**DIRECTIONS**: Lift out all lines below that contain "Matteo".
:: EXCERPTED RECORDS ::
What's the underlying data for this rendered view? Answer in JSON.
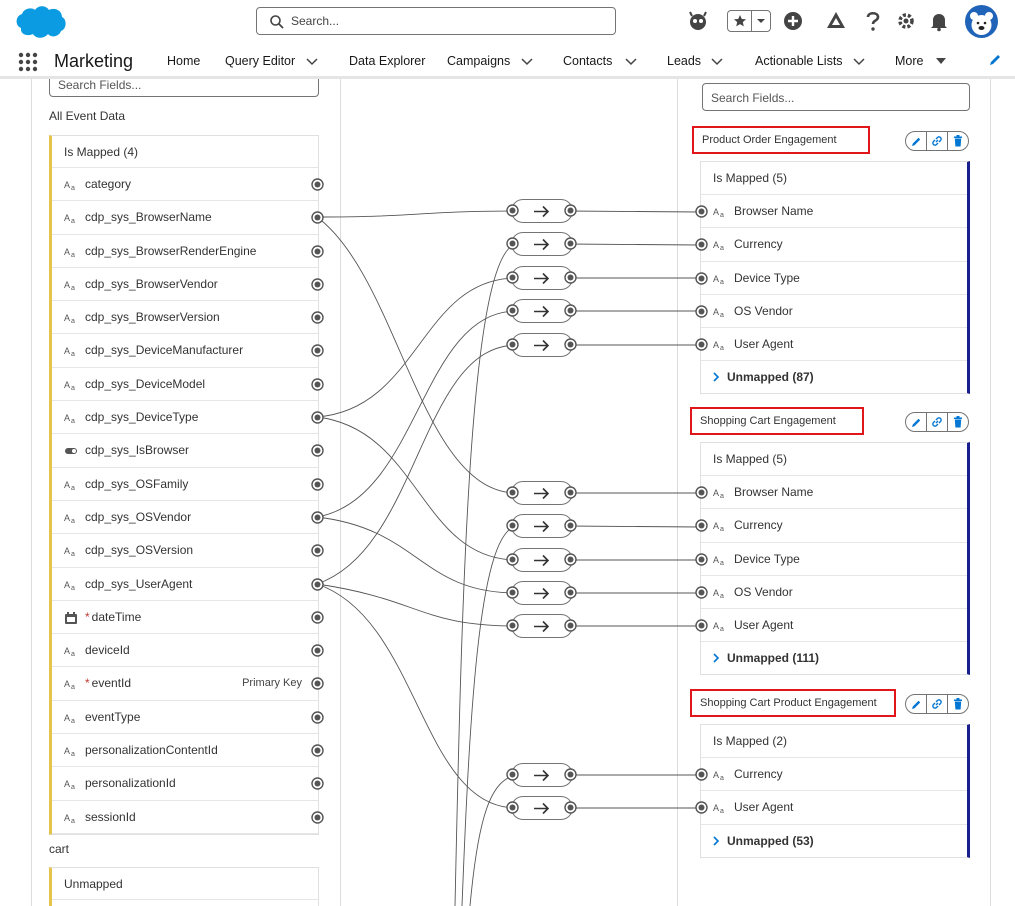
{
  "header": {
    "search_placeholder": "Search...",
    "brand_color": "#0b9be3"
  },
  "nav": {
    "app_name": "Marketing",
    "items": [
      {
        "label": "Home",
        "dropdown": false
      },
      {
        "label": "Query Editor",
        "dropdown": true
      },
      {
        "label": "Data Explorer",
        "dropdown": false
      },
      {
        "label": "Campaigns",
        "dropdown": true
      },
      {
        "label": "Contacts",
        "dropdown": true
      },
      {
        "label": "Leads",
        "dropdown": true
      },
      {
        "label": "Actionable Lists",
        "dropdown": true
      },
      {
        "label": "More",
        "dropdown": true
      }
    ]
  },
  "left": {
    "search_placeholder": "Search Fields...",
    "section_title": "All Event Data",
    "group_label": "Is Mapped (4)",
    "fields": [
      {
        "label": "category",
        "type": "text"
      },
      {
        "label": "cdp_sys_BrowserName",
        "type": "text"
      },
      {
        "label": "cdp_sys_BrowserRenderEngine",
        "type": "text"
      },
      {
        "label": "cdp_sys_BrowserVendor",
        "type": "text"
      },
      {
        "label": "cdp_sys_BrowserVersion",
        "type": "text"
      },
      {
        "label": "cdp_sys_DeviceManufacturer",
        "type": "text"
      },
      {
        "label": "cdp_sys_DeviceModel",
        "type": "text"
      },
      {
        "label": "cdp_sys_DeviceType",
        "type": "text"
      },
      {
        "label": "cdp_sys_IsBrowser",
        "type": "boolean"
      },
      {
        "label": "cdp_sys_OSFamily",
        "type": "text"
      },
      {
        "label": "cdp_sys_OSVendor",
        "type": "text"
      },
      {
        "label": "cdp_sys_OSVersion",
        "type": "text"
      },
      {
        "label": "cdp_sys_UserAgent",
        "type": "text"
      },
      {
        "label": "dateTime",
        "type": "date",
        "required": "*"
      },
      {
        "label": "deviceId",
        "type": "text"
      },
      {
        "label": "eventId",
        "type": "text",
        "required": "*",
        "badge": "Primary Key"
      },
      {
        "label": "eventType",
        "type": "text"
      },
      {
        "label": "personalizationContentId",
        "type": "text"
      },
      {
        "label": "personalizationId",
        "type": "text"
      },
      {
        "label": "sessionId",
        "type": "text"
      }
    ],
    "cart_section_title": "cart",
    "cart_group_label": "Unmapped"
  },
  "right": {
    "search_placeholder": "Search Fields...",
    "objects": [
      {
        "title": "Product Order Engagement",
        "mapped_label": "Is Mapped (5)",
        "fields": [
          "Browser Name",
          "Currency",
          "Device Type",
          "OS Vendor",
          "User Agent"
        ],
        "unmapped_label": "Unmapped (87)"
      },
      {
        "title": "Shopping Cart Engagement",
        "mapped_label": "Is Mapped (5)",
        "fields": [
          "Browser Name",
          "Currency",
          "Device Type",
          "OS Vendor",
          "User Agent"
        ],
        "unmapped_label": "Unmapped (111)"
      },
      {
        "title": "Shopping Cart Product Engagement",
        "mapped_label": "Is Mapped (2)",
        "fields": [
          "Currency",
          "User Agent"
        ],
        "unmapped_label": "Unmapped (53)"
      }
    ]
  },
  "icons": {
    "text_field": "Aa",
    "highlight_color": "#e0161a",
    "accent_color": "#0176d3"
  }
}
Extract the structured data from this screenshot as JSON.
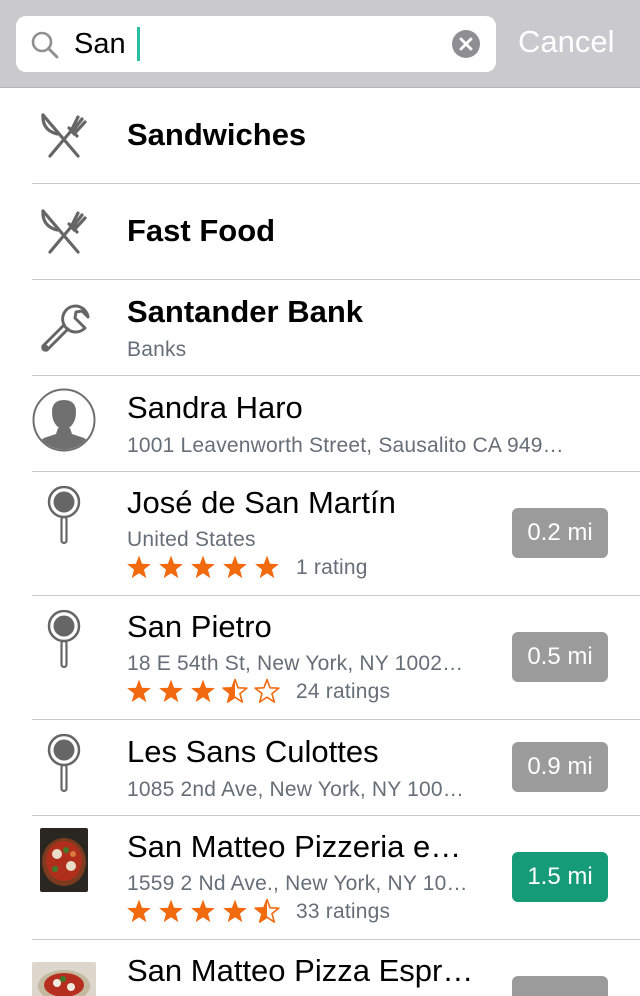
{
  "search": {
    "query": "San",
    "cancel_label": "Cancel"
  },
  "colors": {
    "star": "#f26a0f",
    "distance_gray": "#9b9b9b",
    "distance_green": "#159b78",
    "caret": "#2bbfa5"
  },
  "results": [
    {
      "title": "Sandwiches",
      "icon": "fork-knife-icon"
    },
    {
      "title": "Fast Food",
      "icon": "fork-knife-icon"
    },
    {
      "title": "Santander Bank",
      "subtitle": "Banks",
      "icon": "wrench-icon"
    },
    {
      "title": "Sandra Haro",
      "subtitle": "1001  Leavenworth Street, Sausalito CA 949…",
      "icon": "contact-avatar-icon"
    },
    {
      "title": "José de San Martín",
      "subtitle": "United States",
      "rating": 5,
      "ratings_text": "1 rating",
      "distance": "0.2 mi",
      "icon": "map-pin-icon"
    },
    {
      "title": "San Pietro",
      "subtitle": "18 E 54th St, New York, NY 1002…",
      "rating": 3.5,
      "ratings_text": "24 ratings",
      "distance": "0.5 mi",
      "icon": "map-pin-icon"
    },
    {
      "title": "Les Sans Culottes",
      "subtitle": "1085 2nd Ave, New York, NY 100…",
      "distance": "0.9 mi",
      "icon": "map-pin-icon"
    },
    {
      "title": "San Matteo Pizzeria e…",
      "subtitle": "1559 2 Nd Ave., New York, NY 10…",
      "rating": 4.5,
      "ratings_text": "33 ratings",
      "distance": "1.5 mi",
      "icon": "pizza-photo"
    },
    {
      "title": "San Matteo Pizza Espr…",
      "icon": "pizza-photo"
    }
  ]
}
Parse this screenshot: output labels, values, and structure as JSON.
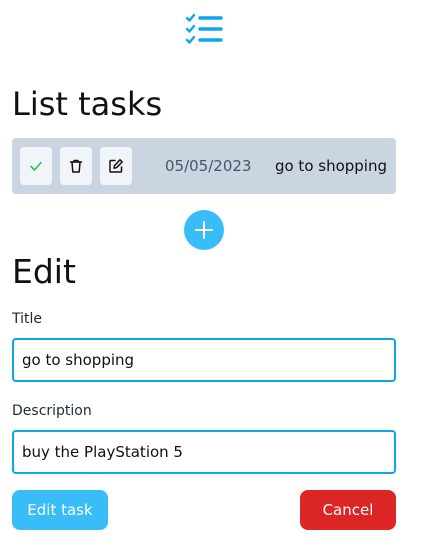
{
  "header": {
    "logo_icon": "checklist-icon",
    "accent_color": "#0ea5e9"
  },
  "list": {
    "heading": "List tasks",
    "tasks": [
      {
        "date": "05/05/2023",
        "title": "go to shopping",
        "actions": [
          "check-icon",
          "trash-icon",
          "edit-icon"
        ]
      }
    ],
    "add_icon": "plus-icon"
  },
  "edit": {
    "heading": "Edit",
    "title_label": "Title",
    "title_value": "go to shopping",
    "description_label": "Description",
    "description_value": "buy the PlayStation 5",
    "submit_label": "Edit task",
    "cancel_label": "Cancel"
  },
  "colors": {
    "row_bg": "#cbd5e1",
    "primary": "#38bdf8",
    "danger": "#dc2626",
    "check": "#22c55e"
  }
}
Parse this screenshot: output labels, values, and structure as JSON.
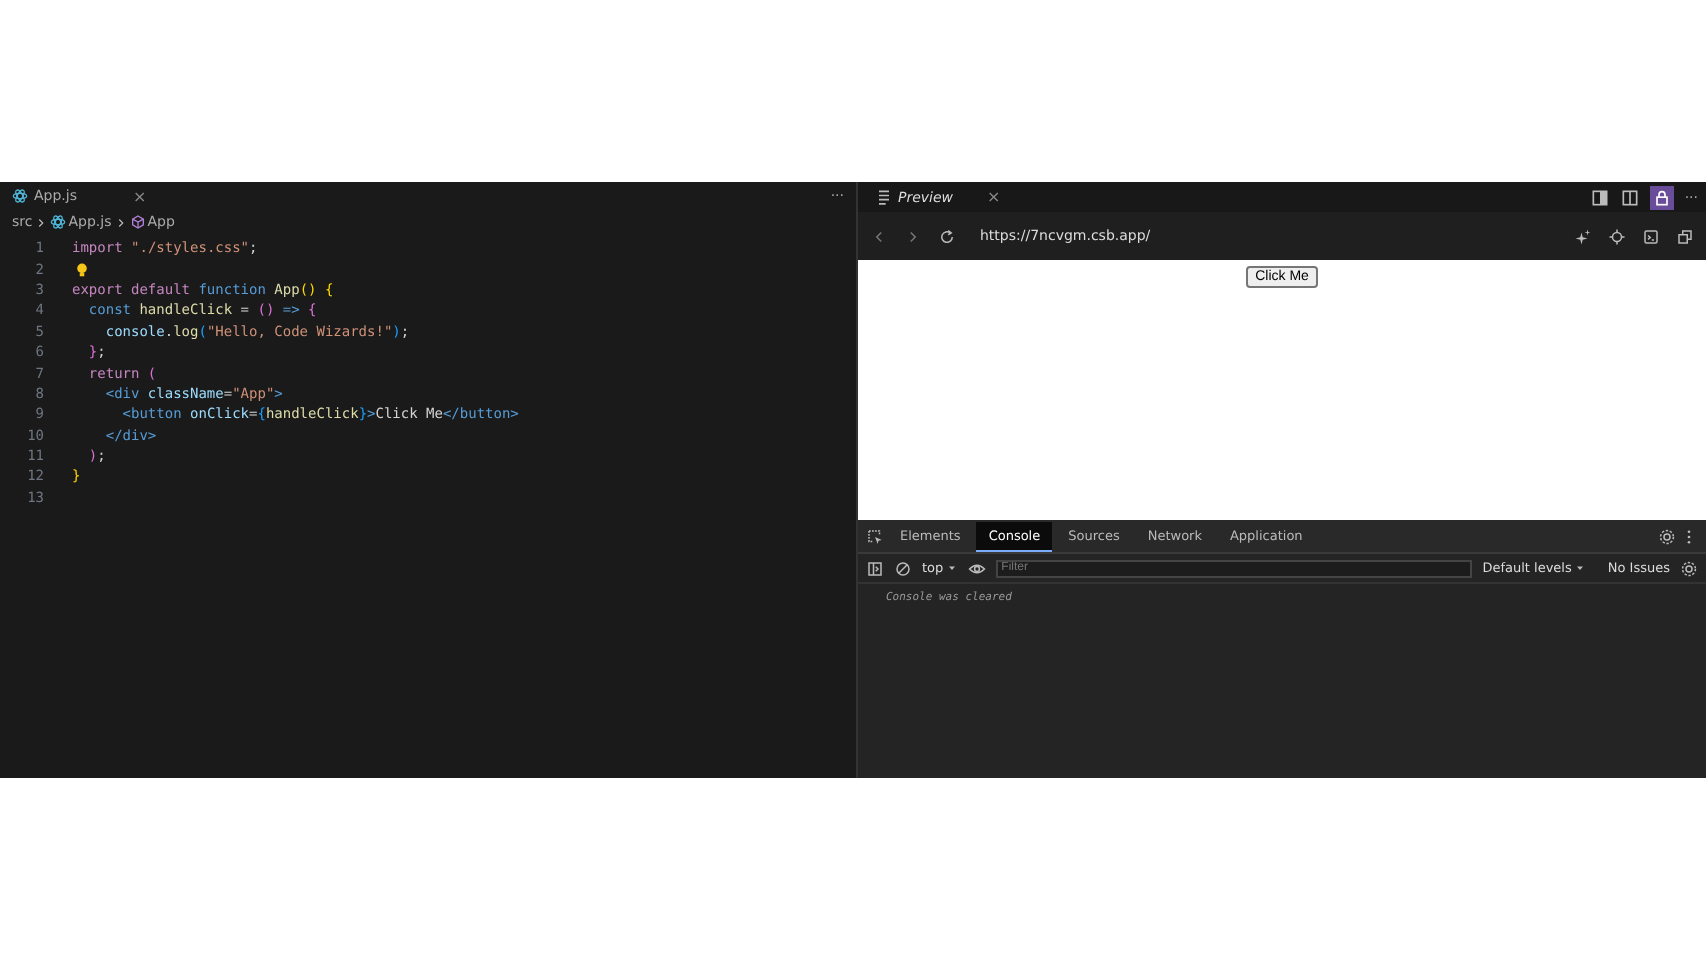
:::
**FINAL RESULT**:
      "title": "San Matteo Pizzeria e…",
      "title": "San Matteo Pizza Espr…",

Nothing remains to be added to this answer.